● **Exercise requirements**
Check every line of the data below for the string "мероприятий", and copy the ones that hold it.
Start of Records shown
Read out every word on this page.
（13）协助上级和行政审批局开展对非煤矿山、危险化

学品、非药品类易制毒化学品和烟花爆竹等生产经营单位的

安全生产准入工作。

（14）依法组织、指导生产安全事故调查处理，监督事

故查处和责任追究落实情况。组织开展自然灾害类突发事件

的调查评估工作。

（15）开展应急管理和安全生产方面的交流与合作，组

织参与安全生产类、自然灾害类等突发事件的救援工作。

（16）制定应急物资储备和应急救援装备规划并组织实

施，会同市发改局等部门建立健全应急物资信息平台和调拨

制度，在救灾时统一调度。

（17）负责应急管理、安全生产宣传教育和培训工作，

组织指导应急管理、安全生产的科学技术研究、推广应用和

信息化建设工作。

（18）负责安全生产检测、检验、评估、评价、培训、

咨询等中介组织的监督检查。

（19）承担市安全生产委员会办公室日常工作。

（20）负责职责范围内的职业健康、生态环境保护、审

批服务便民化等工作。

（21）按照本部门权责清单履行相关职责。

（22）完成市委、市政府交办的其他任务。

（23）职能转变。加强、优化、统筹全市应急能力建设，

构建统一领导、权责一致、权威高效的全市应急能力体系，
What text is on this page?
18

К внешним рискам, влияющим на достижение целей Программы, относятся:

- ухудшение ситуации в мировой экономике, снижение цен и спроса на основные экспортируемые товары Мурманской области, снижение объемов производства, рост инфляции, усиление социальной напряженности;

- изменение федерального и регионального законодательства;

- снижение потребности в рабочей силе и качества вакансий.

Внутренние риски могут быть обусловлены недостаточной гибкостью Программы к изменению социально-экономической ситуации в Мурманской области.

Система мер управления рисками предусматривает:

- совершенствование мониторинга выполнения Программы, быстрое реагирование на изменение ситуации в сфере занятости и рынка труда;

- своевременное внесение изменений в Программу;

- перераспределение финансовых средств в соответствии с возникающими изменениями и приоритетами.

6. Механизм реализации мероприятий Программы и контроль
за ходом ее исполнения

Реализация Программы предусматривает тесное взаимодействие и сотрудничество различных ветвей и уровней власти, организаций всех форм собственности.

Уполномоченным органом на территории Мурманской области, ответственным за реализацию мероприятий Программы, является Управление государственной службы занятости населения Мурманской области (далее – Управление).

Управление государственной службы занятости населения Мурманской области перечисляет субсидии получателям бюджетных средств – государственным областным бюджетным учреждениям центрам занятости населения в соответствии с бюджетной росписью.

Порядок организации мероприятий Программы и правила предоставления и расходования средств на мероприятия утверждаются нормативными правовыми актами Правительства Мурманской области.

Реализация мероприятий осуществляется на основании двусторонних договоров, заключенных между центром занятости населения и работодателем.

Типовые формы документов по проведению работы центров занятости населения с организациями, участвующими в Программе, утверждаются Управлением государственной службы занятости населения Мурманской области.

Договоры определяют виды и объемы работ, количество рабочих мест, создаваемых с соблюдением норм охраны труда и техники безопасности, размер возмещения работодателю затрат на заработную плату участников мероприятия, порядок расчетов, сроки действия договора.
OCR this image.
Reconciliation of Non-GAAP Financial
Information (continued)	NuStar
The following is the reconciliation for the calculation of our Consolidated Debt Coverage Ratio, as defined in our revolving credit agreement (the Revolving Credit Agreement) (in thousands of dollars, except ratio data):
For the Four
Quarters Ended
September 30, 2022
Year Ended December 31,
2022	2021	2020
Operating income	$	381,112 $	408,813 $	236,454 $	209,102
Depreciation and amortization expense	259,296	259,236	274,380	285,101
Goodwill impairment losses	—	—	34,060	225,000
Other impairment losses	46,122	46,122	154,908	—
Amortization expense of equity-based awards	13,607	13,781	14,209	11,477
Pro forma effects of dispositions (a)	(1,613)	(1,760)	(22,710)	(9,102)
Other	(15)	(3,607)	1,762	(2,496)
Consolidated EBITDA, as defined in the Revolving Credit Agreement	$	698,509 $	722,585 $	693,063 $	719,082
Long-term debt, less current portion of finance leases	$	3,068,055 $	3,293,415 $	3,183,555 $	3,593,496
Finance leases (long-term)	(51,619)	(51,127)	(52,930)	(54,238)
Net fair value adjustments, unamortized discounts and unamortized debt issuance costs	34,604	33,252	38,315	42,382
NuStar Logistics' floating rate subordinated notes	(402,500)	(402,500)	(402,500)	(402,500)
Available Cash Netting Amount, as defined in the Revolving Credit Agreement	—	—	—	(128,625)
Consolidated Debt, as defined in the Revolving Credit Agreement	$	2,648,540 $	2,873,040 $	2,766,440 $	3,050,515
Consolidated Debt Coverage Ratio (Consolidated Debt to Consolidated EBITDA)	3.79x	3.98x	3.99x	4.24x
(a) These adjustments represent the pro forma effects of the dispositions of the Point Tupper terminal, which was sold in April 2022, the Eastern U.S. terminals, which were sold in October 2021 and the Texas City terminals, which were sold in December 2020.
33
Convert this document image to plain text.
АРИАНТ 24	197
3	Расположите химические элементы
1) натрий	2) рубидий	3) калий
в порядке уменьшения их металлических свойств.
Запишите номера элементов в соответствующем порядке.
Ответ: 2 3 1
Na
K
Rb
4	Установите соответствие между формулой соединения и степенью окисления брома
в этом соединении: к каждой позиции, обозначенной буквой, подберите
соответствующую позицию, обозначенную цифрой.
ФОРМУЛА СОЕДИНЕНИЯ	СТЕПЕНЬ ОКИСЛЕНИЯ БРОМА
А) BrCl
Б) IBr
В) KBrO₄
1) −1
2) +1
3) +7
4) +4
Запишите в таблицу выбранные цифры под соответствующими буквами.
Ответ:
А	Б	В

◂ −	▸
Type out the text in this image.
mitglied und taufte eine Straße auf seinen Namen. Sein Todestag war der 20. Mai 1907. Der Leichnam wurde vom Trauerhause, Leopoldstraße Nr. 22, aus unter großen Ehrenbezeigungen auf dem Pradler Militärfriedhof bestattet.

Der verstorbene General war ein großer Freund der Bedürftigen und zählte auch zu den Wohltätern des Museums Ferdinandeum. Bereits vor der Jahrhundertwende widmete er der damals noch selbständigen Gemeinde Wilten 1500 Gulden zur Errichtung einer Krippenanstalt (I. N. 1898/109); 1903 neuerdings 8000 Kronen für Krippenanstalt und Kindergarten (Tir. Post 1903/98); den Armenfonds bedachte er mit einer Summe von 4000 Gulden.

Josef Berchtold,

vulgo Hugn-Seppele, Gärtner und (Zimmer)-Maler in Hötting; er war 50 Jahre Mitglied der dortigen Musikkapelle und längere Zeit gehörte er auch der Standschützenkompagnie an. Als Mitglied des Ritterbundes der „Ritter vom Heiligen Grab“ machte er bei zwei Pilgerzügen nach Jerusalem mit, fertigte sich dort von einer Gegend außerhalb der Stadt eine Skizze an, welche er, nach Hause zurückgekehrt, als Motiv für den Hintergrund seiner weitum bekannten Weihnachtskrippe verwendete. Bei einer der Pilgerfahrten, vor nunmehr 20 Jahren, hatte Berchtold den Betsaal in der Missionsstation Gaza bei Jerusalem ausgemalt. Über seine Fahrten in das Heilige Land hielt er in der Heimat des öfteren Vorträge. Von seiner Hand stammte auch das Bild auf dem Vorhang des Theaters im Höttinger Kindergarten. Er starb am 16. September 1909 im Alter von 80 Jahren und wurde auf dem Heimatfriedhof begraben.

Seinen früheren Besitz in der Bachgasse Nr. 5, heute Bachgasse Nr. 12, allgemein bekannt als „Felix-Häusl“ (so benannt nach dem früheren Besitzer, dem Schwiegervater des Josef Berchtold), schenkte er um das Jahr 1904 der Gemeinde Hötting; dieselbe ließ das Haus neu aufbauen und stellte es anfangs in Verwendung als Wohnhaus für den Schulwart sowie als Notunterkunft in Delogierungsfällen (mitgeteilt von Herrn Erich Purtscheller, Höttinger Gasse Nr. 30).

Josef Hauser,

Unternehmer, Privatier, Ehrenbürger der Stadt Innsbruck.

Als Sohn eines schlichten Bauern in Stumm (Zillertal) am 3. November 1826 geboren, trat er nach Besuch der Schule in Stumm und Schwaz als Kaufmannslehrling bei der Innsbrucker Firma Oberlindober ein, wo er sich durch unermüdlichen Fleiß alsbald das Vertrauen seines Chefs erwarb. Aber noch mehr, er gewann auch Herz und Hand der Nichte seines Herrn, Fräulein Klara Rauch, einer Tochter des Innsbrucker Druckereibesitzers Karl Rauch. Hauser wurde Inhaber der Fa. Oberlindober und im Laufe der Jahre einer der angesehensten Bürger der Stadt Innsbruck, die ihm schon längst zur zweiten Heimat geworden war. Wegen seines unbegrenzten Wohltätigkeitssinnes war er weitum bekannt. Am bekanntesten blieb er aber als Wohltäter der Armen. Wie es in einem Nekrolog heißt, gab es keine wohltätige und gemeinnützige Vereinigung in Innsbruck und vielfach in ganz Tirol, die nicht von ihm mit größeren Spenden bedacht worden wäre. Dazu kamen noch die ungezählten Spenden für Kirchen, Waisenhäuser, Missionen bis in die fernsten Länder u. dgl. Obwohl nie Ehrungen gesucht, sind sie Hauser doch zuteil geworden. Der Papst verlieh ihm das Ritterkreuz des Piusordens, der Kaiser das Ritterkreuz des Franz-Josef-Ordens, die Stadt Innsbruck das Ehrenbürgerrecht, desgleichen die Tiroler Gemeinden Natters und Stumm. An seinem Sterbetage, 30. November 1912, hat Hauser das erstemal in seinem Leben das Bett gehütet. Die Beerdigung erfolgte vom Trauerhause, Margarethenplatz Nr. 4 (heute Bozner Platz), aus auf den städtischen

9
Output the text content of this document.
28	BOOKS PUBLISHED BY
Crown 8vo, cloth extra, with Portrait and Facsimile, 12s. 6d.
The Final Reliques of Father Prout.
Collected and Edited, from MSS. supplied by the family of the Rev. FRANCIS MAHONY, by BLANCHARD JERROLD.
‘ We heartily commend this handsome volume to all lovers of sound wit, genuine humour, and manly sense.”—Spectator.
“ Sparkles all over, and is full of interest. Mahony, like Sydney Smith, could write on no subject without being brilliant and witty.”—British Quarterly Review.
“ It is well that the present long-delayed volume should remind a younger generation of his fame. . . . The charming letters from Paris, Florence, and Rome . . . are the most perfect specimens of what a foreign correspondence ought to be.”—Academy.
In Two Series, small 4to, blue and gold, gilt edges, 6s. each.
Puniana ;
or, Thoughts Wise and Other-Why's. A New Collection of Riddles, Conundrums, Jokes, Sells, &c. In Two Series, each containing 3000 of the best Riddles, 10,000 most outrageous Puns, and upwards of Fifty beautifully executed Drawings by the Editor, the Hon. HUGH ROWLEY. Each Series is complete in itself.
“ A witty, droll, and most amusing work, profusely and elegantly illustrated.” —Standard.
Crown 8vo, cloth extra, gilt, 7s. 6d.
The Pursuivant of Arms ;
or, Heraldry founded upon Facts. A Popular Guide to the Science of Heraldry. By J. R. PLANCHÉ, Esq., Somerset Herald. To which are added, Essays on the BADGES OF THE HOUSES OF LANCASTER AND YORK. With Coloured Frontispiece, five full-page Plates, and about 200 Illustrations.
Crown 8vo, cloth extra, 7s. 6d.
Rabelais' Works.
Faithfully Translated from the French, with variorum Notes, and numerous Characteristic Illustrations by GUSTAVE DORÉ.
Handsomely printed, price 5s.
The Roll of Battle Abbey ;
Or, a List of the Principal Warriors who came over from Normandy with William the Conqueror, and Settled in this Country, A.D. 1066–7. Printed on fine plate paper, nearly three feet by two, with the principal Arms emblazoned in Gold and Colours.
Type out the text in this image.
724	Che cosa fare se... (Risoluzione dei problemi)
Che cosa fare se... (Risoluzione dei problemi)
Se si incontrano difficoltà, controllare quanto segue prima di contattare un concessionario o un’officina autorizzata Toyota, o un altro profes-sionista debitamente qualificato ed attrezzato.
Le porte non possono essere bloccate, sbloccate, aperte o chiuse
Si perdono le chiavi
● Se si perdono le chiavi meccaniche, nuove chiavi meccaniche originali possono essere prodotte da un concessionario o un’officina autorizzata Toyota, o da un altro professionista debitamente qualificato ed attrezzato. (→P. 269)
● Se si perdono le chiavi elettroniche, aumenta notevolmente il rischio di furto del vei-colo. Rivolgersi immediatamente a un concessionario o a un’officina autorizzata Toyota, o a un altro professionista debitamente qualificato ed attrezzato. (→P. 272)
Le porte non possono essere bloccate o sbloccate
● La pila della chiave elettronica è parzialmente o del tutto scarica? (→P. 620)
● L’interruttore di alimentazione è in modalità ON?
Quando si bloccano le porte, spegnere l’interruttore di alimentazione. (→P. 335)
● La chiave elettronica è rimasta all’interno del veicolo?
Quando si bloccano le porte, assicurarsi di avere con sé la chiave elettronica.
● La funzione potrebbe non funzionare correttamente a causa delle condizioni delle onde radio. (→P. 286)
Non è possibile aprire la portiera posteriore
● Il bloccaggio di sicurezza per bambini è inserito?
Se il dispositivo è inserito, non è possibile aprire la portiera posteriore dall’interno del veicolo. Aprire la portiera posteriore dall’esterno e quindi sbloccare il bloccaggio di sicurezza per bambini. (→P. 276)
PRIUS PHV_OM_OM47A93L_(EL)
End of Records shown
● **Output below**
6. Механизм реализации мероприятий Программы и контроль
Уполномоченным органом на территории Мурманской области, ответственным за реализацию мероприятий Программы, является Управление государственной службы занятости населения Мурманской области (далее – Управление).
Порядок организации мероприятий Программы и правила предоставления и расходования средств на мероприятия утверждаются нормативными правовыми актами Правительства Мурманской области.
Реализация мероприятий осуществляется на основании двусторонних договоров, заключенных между центром занятости населения и работодателем.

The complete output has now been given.